[GIVEN PROBLEM]
Please say how many lines of the listing hold "Очный", with no other words in the answer.

[Data entries]
————

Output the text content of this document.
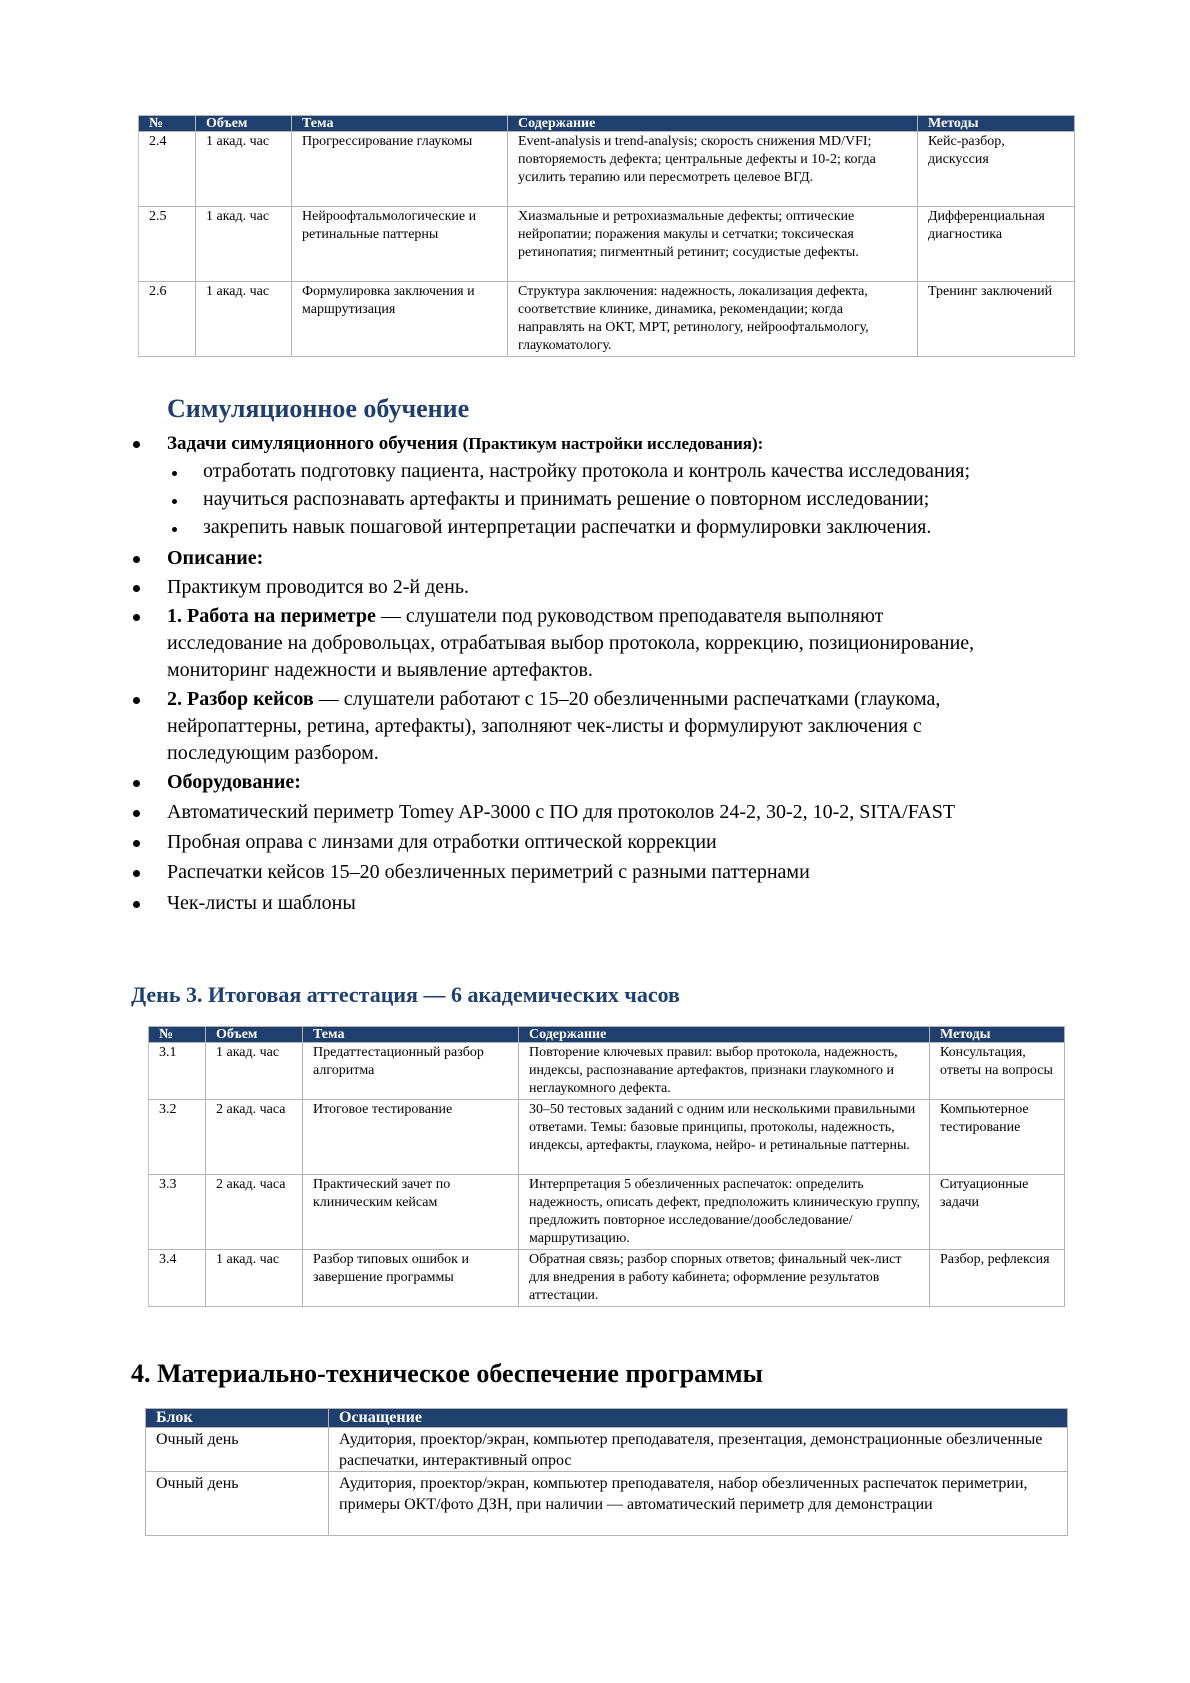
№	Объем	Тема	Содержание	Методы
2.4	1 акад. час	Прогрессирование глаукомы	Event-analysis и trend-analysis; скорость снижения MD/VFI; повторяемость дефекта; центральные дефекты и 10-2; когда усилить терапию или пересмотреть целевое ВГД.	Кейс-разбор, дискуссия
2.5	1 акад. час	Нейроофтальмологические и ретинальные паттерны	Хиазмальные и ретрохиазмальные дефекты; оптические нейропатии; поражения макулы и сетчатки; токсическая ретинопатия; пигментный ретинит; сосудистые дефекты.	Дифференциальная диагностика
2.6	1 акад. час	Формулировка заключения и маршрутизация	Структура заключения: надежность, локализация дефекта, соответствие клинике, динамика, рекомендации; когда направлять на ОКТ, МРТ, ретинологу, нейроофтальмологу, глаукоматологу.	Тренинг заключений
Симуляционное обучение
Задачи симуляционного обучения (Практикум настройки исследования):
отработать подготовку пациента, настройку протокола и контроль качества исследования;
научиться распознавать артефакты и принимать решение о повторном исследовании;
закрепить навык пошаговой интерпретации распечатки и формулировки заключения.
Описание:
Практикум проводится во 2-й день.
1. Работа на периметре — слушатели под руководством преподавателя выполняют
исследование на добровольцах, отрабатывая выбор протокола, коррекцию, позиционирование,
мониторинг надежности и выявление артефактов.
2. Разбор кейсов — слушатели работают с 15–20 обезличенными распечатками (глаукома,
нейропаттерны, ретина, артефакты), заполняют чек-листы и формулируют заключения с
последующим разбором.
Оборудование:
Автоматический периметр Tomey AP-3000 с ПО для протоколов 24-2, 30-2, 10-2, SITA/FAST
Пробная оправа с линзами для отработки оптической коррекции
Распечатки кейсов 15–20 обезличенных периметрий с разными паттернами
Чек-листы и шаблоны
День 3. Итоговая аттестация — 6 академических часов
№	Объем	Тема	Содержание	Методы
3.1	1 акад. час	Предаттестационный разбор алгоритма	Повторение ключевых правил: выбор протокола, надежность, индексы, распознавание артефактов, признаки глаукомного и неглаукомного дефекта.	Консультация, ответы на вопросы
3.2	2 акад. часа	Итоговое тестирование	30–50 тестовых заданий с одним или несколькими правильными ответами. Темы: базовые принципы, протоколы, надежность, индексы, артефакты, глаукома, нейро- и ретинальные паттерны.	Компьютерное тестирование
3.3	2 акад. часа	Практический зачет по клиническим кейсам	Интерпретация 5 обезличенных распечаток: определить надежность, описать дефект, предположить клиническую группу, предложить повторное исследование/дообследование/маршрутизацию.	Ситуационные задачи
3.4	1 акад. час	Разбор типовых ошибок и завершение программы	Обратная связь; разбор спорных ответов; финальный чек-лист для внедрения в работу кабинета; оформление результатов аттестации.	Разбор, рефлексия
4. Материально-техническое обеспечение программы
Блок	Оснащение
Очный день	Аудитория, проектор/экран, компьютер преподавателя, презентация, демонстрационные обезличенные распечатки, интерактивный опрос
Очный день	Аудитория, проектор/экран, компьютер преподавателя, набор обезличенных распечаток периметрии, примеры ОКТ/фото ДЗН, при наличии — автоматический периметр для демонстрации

————

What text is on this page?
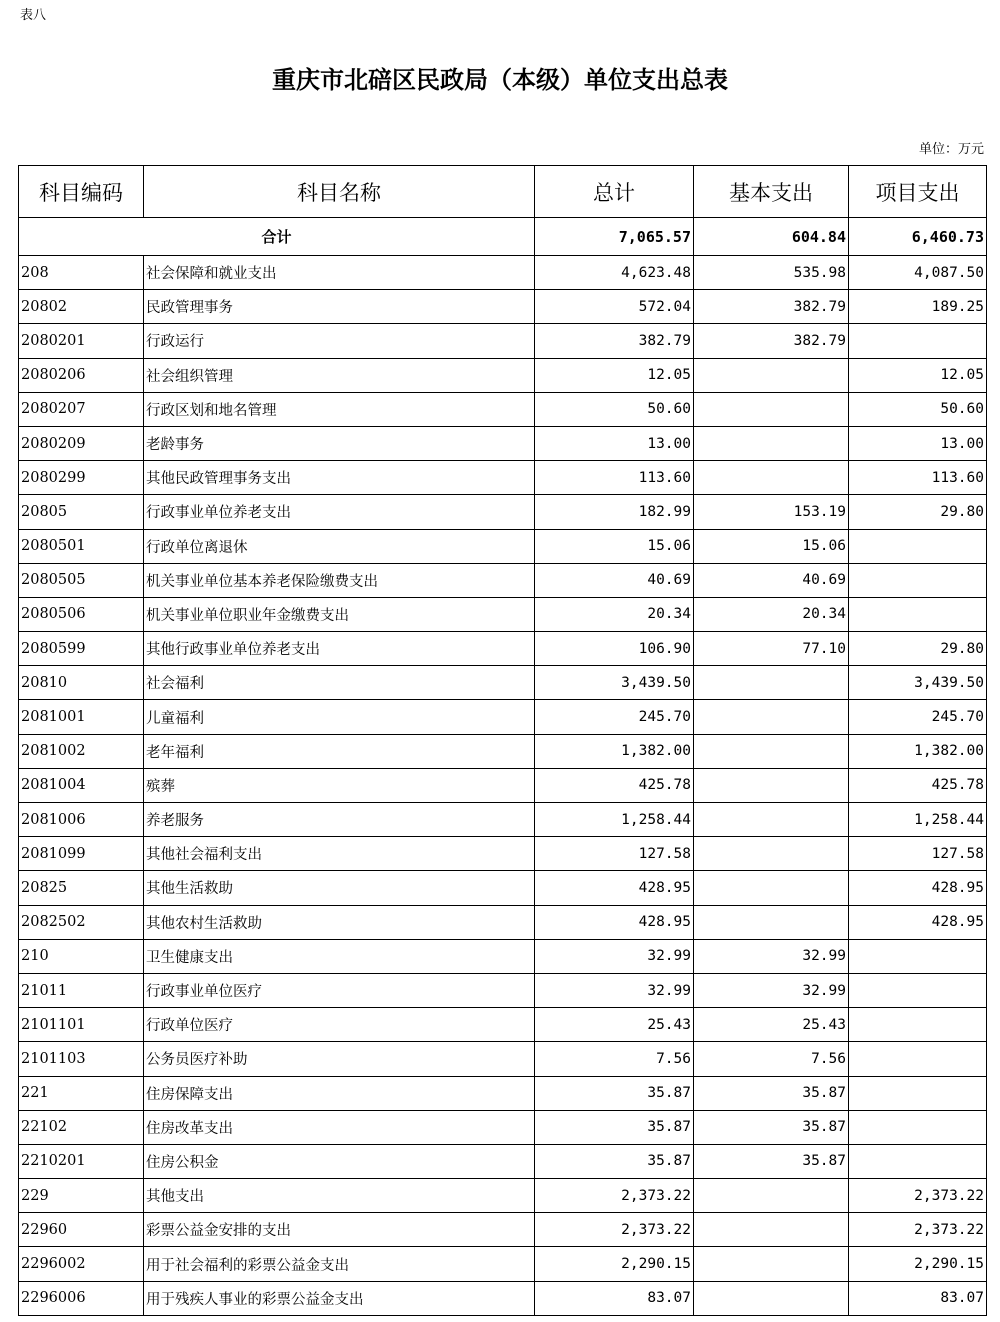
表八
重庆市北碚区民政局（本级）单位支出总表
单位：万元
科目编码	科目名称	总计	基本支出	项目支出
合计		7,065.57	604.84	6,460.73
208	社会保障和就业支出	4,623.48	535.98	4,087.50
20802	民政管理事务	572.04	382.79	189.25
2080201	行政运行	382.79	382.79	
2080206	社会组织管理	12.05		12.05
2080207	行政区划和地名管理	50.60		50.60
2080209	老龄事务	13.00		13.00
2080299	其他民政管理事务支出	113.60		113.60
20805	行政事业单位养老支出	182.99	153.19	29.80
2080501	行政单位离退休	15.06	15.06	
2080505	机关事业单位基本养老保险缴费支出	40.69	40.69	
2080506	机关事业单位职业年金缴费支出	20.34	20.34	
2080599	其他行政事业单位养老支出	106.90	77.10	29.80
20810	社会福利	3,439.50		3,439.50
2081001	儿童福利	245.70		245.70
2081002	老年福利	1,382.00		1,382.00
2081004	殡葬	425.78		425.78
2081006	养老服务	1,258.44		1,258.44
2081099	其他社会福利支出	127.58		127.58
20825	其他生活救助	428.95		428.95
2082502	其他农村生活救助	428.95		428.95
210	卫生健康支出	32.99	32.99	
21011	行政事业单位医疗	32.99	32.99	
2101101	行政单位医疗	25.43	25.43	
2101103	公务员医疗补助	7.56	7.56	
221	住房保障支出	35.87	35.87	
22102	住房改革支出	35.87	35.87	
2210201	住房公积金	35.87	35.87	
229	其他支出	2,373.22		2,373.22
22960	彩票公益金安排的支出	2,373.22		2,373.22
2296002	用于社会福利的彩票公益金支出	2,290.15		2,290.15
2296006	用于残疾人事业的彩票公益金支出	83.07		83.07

————

[TASK ANSWER]
2